>> start

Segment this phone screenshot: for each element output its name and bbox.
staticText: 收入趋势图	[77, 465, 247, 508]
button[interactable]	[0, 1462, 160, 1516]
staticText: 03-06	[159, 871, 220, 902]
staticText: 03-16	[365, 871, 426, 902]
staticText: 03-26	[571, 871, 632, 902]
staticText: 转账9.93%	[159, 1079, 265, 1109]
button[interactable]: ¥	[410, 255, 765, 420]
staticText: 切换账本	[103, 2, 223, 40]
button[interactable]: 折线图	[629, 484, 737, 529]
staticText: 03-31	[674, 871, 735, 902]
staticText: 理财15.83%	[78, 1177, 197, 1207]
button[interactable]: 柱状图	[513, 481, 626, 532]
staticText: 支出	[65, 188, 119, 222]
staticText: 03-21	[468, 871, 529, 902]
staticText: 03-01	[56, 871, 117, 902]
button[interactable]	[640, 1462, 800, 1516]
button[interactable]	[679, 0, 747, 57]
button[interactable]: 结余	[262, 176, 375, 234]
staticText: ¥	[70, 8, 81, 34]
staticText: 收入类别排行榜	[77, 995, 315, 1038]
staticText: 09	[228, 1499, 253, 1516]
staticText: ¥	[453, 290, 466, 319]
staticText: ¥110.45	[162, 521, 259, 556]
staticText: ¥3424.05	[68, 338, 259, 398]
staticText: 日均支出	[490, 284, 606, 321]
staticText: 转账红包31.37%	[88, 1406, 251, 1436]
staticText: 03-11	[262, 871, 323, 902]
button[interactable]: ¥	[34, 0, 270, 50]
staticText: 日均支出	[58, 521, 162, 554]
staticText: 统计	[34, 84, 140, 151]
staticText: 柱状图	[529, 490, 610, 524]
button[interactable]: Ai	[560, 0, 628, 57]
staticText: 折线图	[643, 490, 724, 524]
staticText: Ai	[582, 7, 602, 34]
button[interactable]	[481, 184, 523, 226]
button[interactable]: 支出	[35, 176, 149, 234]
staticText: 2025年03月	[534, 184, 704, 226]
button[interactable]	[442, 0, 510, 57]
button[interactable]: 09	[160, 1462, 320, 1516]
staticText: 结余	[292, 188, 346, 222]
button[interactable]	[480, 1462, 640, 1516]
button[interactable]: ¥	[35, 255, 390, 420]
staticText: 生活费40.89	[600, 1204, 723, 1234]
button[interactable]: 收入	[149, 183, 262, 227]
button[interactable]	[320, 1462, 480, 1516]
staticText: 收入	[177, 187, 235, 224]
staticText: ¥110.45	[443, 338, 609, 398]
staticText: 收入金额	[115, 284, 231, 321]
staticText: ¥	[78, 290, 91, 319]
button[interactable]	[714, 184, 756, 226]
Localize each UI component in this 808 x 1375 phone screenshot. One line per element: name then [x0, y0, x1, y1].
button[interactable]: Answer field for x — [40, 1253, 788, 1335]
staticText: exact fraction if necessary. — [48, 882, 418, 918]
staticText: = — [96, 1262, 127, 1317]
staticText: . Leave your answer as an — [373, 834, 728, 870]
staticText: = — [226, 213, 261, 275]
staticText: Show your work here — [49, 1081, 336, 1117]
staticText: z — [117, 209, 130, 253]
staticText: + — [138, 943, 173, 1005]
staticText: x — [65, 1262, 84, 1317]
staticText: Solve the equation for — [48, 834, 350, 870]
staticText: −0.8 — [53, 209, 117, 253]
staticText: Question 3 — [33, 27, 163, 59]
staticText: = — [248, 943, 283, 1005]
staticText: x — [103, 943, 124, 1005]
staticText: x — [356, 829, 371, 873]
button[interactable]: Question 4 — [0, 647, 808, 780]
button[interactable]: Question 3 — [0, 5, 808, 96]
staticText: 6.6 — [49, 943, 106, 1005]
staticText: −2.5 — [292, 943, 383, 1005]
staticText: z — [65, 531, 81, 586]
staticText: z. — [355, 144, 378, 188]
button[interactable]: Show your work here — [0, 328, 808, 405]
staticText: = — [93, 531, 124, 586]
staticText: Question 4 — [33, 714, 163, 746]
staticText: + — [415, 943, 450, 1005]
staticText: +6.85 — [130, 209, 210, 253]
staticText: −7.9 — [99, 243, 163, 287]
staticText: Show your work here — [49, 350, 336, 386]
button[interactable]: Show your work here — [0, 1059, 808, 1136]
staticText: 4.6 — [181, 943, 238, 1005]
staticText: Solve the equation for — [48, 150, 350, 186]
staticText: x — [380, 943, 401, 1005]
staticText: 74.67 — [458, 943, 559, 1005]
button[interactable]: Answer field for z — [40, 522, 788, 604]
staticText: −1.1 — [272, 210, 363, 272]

>> end

What the exercise asks —
Return every line of the items above unchanged, character for character.

Task solution —
Segment this phone screenshot: for each element output its name and bbox.
staticText: 收入趋势图	[77, 465, 247, 508]
button[interactable]	[0, 1462, 160, 1516]
staticText: 03-06	[159, 871, 220, 902]
staticText: 03-16	[365, 871, 426, 902]
staticText: 03-26	[571, 871, 632, 902]
staticText: 转账9.93%	[159, 1079, 265, 1109]
button[interactable]: ¥	[410, 255, 765, 420]
staticText: 切换账本	[103, 2, 223, 40]
button[interactable]: 折线图	[629, 484, 737, 529]
staticText: 03-31	[674, 871, 735, 902]
staticText: 理财15.83%	[78, 1177, 197, 1207]
button[interactable]: 柱状图	[513, 481, 626, 532]
staticText: 支出	[65, 188, 119, 222]
staticText: 03-21	[468, 871, 529, 902]
staticText: 03-01	[56, 871, 117, 902]
button[interactable]	[640, 1462, 800, 1516]
button[interactable]	[679, 0, 747, 57]
button[interactable]: 结余	[262, 176, 375, 234]
staticText: ¥	[70, 8, 81, 34]
staticText: 收入类别排行榜	[77, 995, 315, 1038]
staticText: 09	[228, 1499, 253, 1516]
staticText: ¥	[453, 290, 466, 319]
staticText: ¥110.45	[162, 521, 259, 556]
staticText: ¥3424.05	[68, 338, 259, 398]
staticText: 日均支出	[490, 284, 606, 321]
staticText: 转账红包31.37%	[88, 1406, 251, 1436]
staticText: 03-11	[262, 871, 323, 902]
button[interactable]: ¥	[34, 0, 270, 50]
staticText: 日均支出	[58, 521, 162, 554]
staticText: 统计	[34, 84, 140, 151]
staticText: 柱状图	[529, 490, 610, 524]
button[interactable]: Ai	[560, 0, 628, 57]
staticText: 折线图	[643, 490, 724, 524]
staticText: Ai	[582, 7, 602, 34]
button[interactable]	[481, 184, 523, 226]
button[interactable]: 支出	[35, 176, 149, 234]
staticText: 2025年03月	[534, 184, 704, 226]
button[interactable]	[442, 0, 510, 57]
button[interactable]: 09	[160, 1462, 320, 1516]
staticText: 结余	[292, 188, 346, 222]
button[interactable]	[480, 1462, 640, 1516]
button[interactable]: ¥	[35, 255, 390, 420]
staticText: 生活费40.89	[600, 1204, 723, 1234]
button[interactable]: 收入	[149, 183, 262, 227]
button[interactable]	[320, 1462, 480, 1516]
staticText: 收入	[177, 187, 235, 224]
staticText: ¥110.45	[443, 338, 609, 398]
staticText: 收入金额	[115, 284, 231, 321]
staticText: ¥	[78, 290, 91, 319]
button[interactable]	[714, 184, 756, 226]
Localize each UI component in this 808 x 1375 phone screenshot. One line per element: name then [x0, y0, x1, y1].
button[interactable]: Answer field for x — [40, 1253, 788, 1335]
staticText: exact fraction if necessary. — [48, 882, 418, 918]
staticText: = — [96, 1262, 127, 1317]
staticText: . Leave your answer as an — [373, 834, 728, 870]
staticText: = — [226, 213, 261, 275]
staticText: Show your work here — [49, 1081, 336, 1117]
staticText: z — [117, 209, 130, 253]
staticText: + — [138, 943, 173, 1005]
staticText: x — [65, 1262, 84, 1317]
staticText: Solve the equation for — [48, 834, 350, 870]
staticText: −0.8 — [53, 209, 117, 253]
staticText: Question 3 — [33, 27, 163, 59]
staticText: = — [248, 943, 283, 1005]
staticText: x — [103, 943, 124, 1005]
staticText: x — [356, 829, 371, 873]
button[interactable]: Question 4 — [0, 647, 808, 780]
button[interactable]: Question 3 — [0, 5, 808, 96]
staticText: 6.6 — [49, 943, 106, 1005]
staticText: −2.5 — [292, 943, 383, 1005]
staticText: z — [65, 531, 81, 586]
staticText: z. — [355, 144, 378, 188]
button[interactable]: Show your work here — [0, 328, 808, 405]
staticText: = — [93, 531, 124, 586]
staticText: Question 4 — [33, 714, 163, 746]
staticText: + — [415, 943, 450, 1005]
staticText: +6.85 — [130, 209, 210, 253]
staticText: −7.9 — [99, 243, 163, 287]
staticText: Show your work here — [49, 350, 336, 386]
button[interactable]: Show your work here — [0, 1059, 808, 1136]
staticText: 4.6 — [181, 943, 238, 1005]
staticText: Solve the equation for — [48, 150, 350, 186]
staticText: x — [380, 943, 401, 1005]
staticText: 74.67 — [458, 943, 559, 1005]
button[interactable]: Answer field for z — [40, 522, 788, 604]
staticText: −1.1 — [272, 210, 363, 272]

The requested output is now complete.